__Goal__. Isolate every line in the records below with "veya" in it.

__Recorded data__.
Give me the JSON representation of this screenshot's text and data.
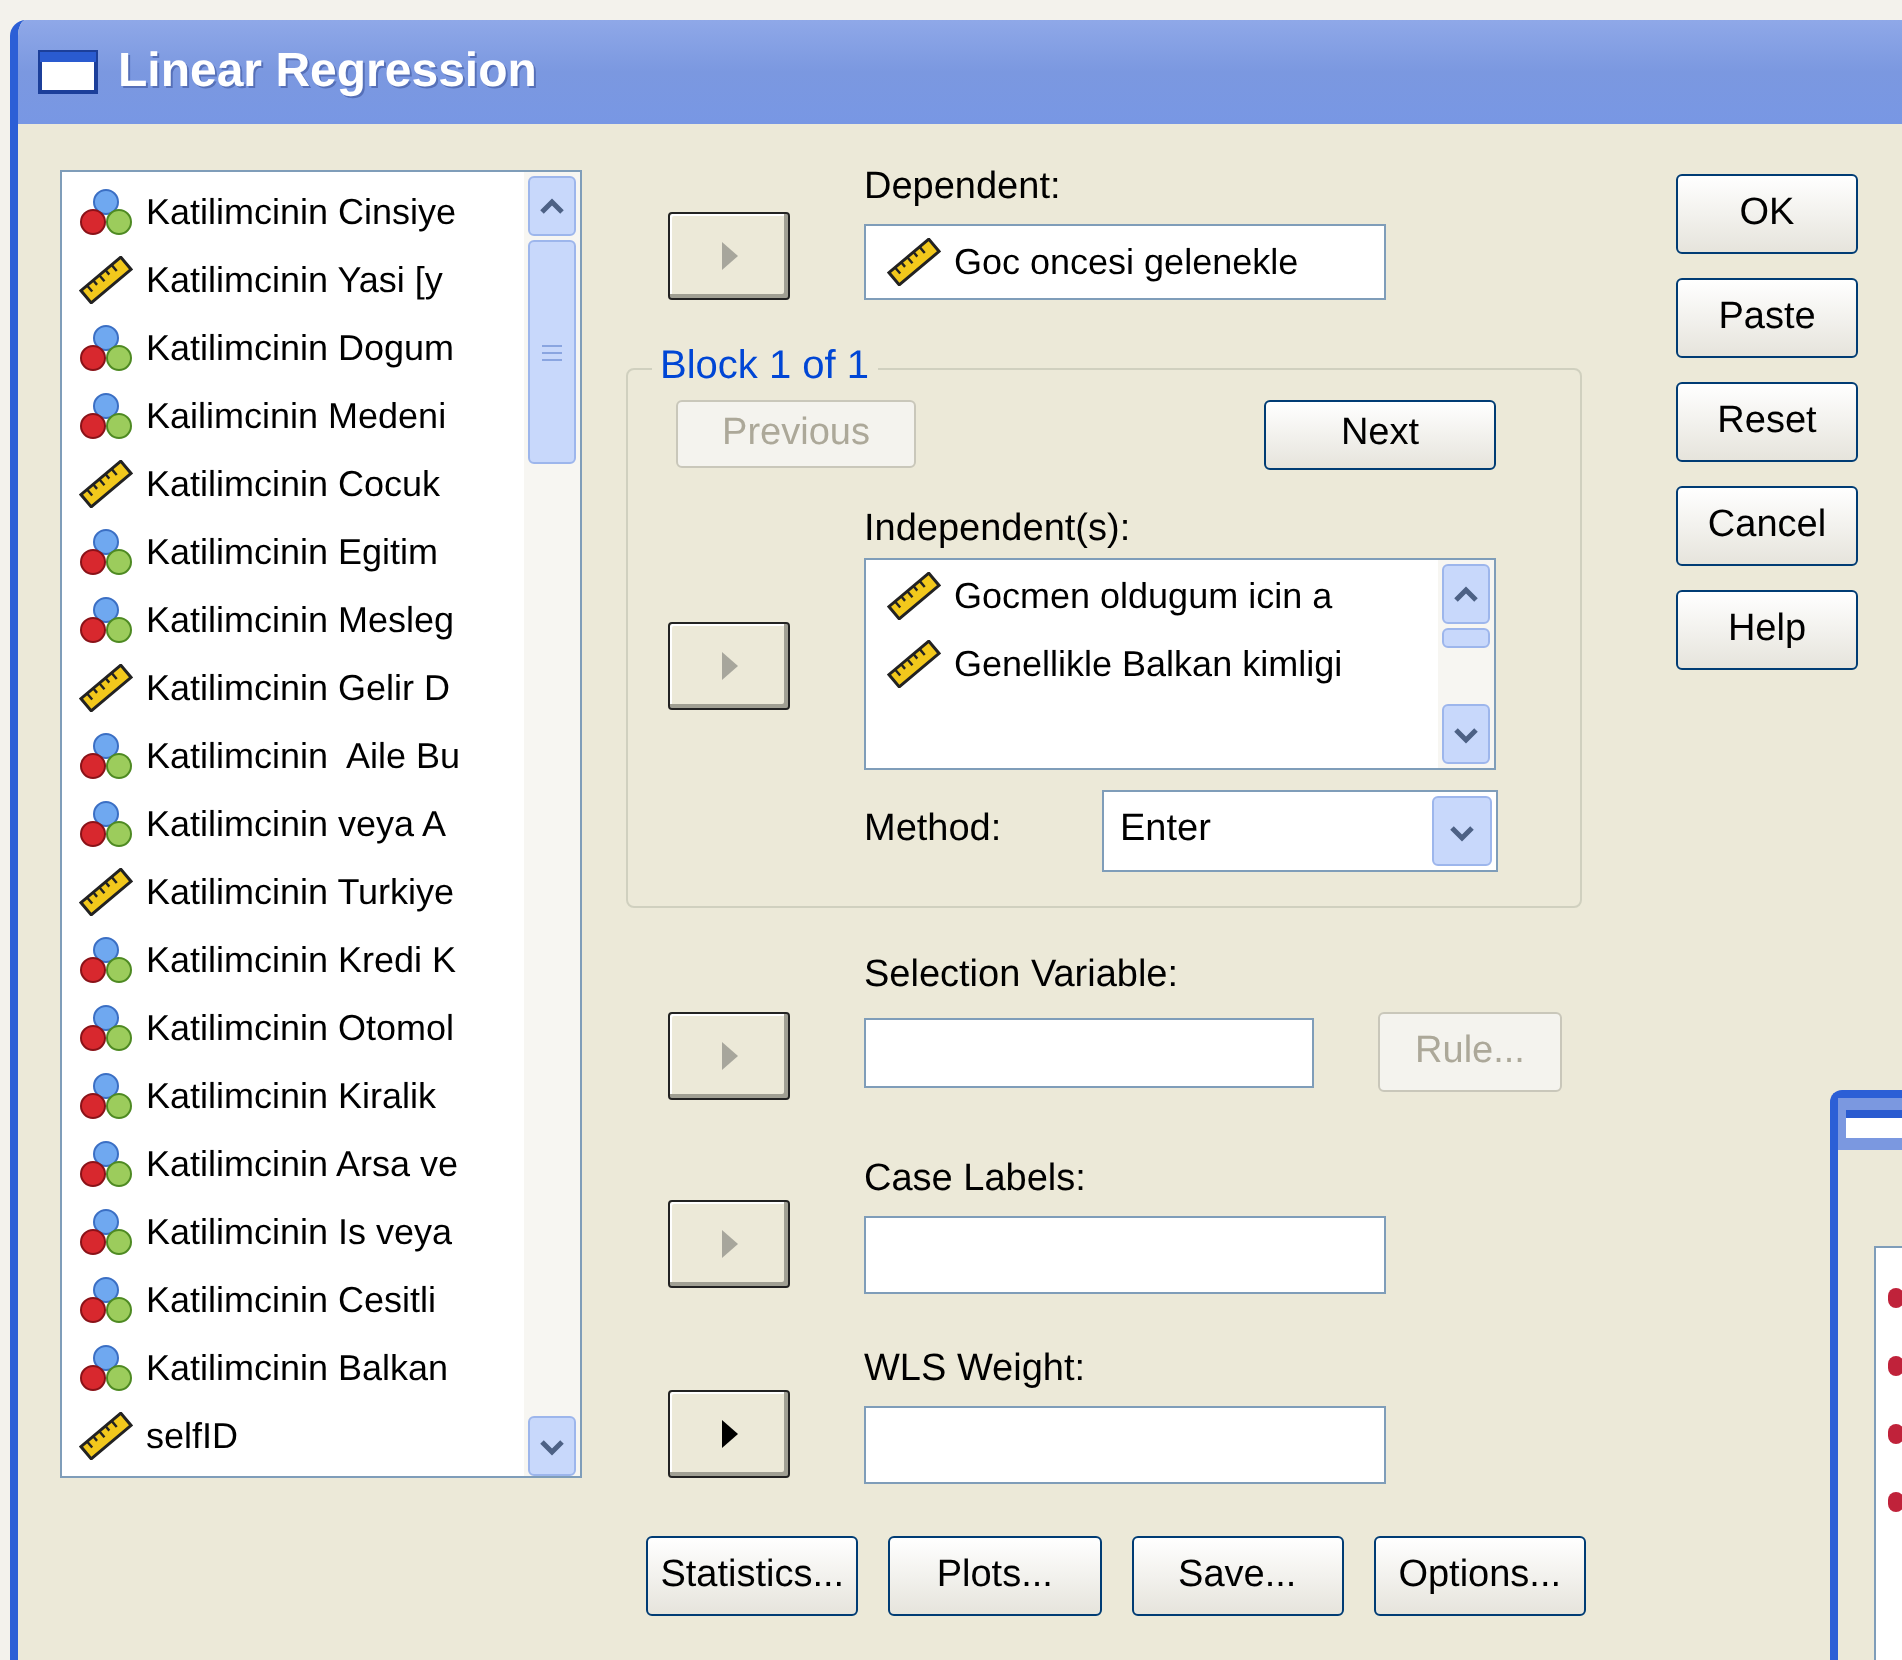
{
  "window": {
    "title": "Linear Regression"
  },
  "variables": [
    {
      "label": "Katilimcinin Cinsiye",
      "kind": "nominal"
    },
    {
      "label": "Katilimcinin Yasi [y",
      "kind": "scale"
    },
    {
      "label": "Katilimcinin Dogum",
      "kind": "nominal"
    },
    {
      "label": "Kailimcinin Medeni",
      "kind": "nominal"
    },
    {
      "label": "Katilimcinin Cocuk",
      "kind": "scale"
    },
    {
      "label": "Katilimcinin Egitim",
      "kind": "nominal"
    },
    {
      "label": "Katilimcinin Mesleg",
      "kind": "nominal"
    },
    {
      "label": "Katilimcinin Gelir D",
      "kind": "scale"
    },
    {
      "label": "Katilimcinin  Aile Bu",
      "kind": "nominal"
    },
    {
      "label": "Katilimcinin veya A",
      "kind": "nominal"
    },
    {
      "label": "Katilimcinin Turkiye",
      "kind": "scale"
    },
    {
      "label": "Katilimcinin Kredi K",
      "kind": "nominal"
    },
    {
      "label": "Katilimcinin Otomol",
      "kind": "nominal"
    },
    {
      "label": "Katilimcinin Kiralik",
      "kind": "nominal"
    },
    {
      "label": "Katilimcinin Arsa ve",
      "kind": "nominal"
    },
    {
      "label": "Katilimcinin Is veya",
      "kind": "nominal"
    },
    {
      "label": "Katilimcinin Cesitli",
      "kind": "nominal"
    },
    {
      "label": "Katilimcinin Balkan",
      "kind": "nominal"
    },
    {
      "label": "selfID",
      "kind": "scale"
    }
  ],
  "dependent": {
    "label": "Dependent:",
    "arrow_disabled": true,
    "items": [
      {
        "label": "Goc oncesi gelenekle",
        "kind": "scale"
      }
    ]
  },
  "block": {
    "title": "Block 1 of 1",
    "previous": {
      "label": "Previous",
      "disabled": true
    },
    "next": {
      "label": "Next",
      "disabled": false
    },
    "independents": {
      "label": "Independent(s):",
      "arrow_disabled": true,
      "items": [
        {
          "label": "Gocmen oldugum icin a",
          "kind": "scale"
        },
        {
          "label": "Genellikle Balkan kimligi",
          "kind": "scale"
        }
      ]
    },
    "method": {
      "label": "Method:",
      "value": "Enter"
    }
  },
  "selection_variable": {
    "label": "Selection Variable:",
    "arrow_disabled": true,
    "rule": {
      "label": "Rule...",
      "disabled": true
    }
  },
  "case_labels": {
    "label": "Case Labels:",
    "arrow_disabled": true
  },
  "wls_weight": {
    "label": "WLS Weight:",
    "arrow_disabled": false
  },
  "bottom_buttons": [
    {
      "label": "Statistics...",
      "disabled": false
    },
    {
      "label": "Plots...",
      "disabled": false
    },
    {
      "label": "Save...",
      "disabled": false
    },
    {
      "label": "Options...",
      "disabled": false
    }
  ],
  "side_buttons": [
    {
      "label": "OK",
      "disabled": false
    },
    {
      "label": "Paste",
      "disabled": false
    },
    {
      "label": "Reset",
      "disabled": false
    },
    {
      "label": "Cancel",
      "disabled": false
    },
    {
      "label": "Help",
      "disabled": false
    }
  ]
}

__Written answer__.
      "label": "Katilimcinin veya A",
      "label": "Katilimcinin Is veya",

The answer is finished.